> What is expected
Copy out every line in which the string "publisher" occurs.

########

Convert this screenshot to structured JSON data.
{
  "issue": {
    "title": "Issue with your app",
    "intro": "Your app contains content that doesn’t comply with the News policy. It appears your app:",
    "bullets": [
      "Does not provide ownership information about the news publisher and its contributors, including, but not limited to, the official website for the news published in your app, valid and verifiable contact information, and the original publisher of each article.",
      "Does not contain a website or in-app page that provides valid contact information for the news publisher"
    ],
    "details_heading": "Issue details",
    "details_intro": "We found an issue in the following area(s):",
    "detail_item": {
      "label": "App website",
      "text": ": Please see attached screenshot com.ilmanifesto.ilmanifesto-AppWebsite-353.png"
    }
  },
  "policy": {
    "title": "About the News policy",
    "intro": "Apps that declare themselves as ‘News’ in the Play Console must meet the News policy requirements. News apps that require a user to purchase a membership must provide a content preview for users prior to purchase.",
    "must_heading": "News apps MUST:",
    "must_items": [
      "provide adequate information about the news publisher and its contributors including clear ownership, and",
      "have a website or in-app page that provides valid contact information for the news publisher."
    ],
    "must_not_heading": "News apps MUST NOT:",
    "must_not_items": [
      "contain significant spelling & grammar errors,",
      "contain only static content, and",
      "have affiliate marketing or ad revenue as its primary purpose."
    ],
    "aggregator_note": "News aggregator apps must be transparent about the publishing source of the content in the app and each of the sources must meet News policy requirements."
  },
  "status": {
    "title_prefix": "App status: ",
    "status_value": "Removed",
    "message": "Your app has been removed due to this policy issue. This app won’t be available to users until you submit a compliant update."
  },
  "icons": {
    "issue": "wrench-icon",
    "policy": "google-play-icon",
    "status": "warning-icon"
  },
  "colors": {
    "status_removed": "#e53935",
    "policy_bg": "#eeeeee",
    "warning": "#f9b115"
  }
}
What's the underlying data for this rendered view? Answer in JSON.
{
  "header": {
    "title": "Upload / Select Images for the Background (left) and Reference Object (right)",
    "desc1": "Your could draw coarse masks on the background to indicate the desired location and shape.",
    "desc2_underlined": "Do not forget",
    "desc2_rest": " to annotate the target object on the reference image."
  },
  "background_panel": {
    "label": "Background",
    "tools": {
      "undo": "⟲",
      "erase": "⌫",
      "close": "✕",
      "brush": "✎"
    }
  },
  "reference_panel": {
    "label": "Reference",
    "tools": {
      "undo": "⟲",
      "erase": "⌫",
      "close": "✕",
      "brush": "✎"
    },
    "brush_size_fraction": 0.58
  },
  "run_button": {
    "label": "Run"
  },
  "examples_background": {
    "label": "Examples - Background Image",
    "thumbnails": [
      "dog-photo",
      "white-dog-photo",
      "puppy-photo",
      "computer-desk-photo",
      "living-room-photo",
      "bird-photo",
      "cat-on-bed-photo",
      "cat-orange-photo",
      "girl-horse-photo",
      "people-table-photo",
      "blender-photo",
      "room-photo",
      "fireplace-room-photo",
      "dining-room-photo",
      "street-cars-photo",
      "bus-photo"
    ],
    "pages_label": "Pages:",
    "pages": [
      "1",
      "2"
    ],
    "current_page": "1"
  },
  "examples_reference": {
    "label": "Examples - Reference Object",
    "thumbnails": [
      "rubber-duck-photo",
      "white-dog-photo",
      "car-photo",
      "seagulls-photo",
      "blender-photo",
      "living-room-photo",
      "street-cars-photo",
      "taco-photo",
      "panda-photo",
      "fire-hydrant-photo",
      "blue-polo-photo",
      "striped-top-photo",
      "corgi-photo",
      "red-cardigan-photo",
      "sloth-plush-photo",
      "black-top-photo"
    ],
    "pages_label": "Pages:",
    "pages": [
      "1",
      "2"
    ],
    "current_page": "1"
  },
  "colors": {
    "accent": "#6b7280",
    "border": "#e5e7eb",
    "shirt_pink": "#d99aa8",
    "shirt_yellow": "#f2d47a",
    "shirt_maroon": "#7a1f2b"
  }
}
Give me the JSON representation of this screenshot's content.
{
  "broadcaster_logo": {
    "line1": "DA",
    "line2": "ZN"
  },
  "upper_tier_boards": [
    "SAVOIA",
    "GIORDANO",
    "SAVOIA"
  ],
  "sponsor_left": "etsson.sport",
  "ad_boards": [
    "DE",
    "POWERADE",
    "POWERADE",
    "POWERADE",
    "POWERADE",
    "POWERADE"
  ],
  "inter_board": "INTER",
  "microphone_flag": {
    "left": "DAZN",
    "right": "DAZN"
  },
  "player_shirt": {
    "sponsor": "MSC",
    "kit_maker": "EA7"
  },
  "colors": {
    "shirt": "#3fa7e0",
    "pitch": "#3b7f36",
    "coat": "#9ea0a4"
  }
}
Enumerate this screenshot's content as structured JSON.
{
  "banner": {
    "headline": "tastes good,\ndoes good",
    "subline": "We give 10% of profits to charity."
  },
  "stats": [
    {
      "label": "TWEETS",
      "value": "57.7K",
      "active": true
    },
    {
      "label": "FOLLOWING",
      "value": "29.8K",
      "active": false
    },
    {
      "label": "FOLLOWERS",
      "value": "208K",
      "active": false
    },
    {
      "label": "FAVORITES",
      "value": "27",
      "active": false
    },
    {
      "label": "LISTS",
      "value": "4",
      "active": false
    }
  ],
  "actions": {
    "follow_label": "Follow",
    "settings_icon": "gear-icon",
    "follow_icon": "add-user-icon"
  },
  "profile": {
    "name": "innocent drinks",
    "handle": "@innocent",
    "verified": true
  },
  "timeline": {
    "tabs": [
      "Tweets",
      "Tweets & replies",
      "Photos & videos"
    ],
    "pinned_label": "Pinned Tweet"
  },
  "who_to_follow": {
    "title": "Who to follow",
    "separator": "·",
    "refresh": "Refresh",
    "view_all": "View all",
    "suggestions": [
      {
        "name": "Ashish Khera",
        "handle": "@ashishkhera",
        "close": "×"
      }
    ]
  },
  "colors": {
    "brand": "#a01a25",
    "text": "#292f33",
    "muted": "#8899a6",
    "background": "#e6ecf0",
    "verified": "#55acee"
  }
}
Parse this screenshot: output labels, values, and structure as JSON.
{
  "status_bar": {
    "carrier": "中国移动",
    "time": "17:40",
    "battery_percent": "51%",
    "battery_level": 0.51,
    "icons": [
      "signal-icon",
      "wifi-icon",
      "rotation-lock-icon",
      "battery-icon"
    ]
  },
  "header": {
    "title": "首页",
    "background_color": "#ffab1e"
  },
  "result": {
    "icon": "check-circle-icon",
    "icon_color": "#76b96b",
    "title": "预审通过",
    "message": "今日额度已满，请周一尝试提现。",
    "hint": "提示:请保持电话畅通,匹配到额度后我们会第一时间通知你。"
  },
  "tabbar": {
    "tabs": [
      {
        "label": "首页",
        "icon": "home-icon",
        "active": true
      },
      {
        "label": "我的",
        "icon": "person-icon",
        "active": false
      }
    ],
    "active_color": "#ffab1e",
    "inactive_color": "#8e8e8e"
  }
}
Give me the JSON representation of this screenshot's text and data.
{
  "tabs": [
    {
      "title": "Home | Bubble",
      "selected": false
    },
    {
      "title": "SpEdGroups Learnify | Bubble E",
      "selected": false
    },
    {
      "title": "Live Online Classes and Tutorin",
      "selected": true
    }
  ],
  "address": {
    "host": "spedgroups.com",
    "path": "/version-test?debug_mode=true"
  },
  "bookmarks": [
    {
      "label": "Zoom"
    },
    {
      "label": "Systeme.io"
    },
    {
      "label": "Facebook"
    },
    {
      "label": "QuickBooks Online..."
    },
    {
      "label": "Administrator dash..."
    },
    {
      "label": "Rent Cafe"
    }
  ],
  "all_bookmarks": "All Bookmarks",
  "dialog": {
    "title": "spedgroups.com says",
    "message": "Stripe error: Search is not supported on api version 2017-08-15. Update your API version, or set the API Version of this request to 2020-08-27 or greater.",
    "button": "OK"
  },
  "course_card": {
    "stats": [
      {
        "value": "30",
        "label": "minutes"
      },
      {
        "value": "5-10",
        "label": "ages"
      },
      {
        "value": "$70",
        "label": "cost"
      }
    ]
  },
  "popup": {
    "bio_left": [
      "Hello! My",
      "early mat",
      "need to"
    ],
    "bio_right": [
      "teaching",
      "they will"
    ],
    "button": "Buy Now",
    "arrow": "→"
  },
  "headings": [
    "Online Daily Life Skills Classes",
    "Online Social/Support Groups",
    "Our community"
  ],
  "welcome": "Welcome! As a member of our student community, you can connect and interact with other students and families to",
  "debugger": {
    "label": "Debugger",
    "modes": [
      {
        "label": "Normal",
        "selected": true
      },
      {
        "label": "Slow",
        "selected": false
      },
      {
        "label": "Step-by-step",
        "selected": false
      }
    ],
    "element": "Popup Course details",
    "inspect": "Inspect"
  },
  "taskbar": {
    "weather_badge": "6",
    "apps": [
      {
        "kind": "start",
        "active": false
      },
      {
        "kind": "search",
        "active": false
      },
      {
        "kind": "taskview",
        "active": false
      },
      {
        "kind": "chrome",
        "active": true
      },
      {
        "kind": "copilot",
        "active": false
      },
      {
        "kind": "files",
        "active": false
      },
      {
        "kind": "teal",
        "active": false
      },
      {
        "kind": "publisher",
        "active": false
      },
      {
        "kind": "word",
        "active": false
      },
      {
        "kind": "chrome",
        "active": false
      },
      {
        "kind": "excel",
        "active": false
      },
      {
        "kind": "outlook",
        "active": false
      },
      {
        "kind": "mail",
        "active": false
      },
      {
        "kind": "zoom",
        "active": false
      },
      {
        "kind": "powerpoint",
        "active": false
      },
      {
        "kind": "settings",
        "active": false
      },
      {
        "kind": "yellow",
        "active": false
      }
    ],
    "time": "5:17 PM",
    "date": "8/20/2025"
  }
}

########

> Task answer
      "Does not provide ownership information about the news publisher and its contributors, including, but not limited to, the official website for the news published in your app, valid and verifiable contact information, and the original publisher of each article.",
      "Does not contain a website or in-app page that provides valid contact information for the news publisher"
      "provide adequate information about the news publisher and its contributors including clear ownership, and",
      "have a website or in-app page that provides valid contact information for the news publisher."
        "kind": "publisher",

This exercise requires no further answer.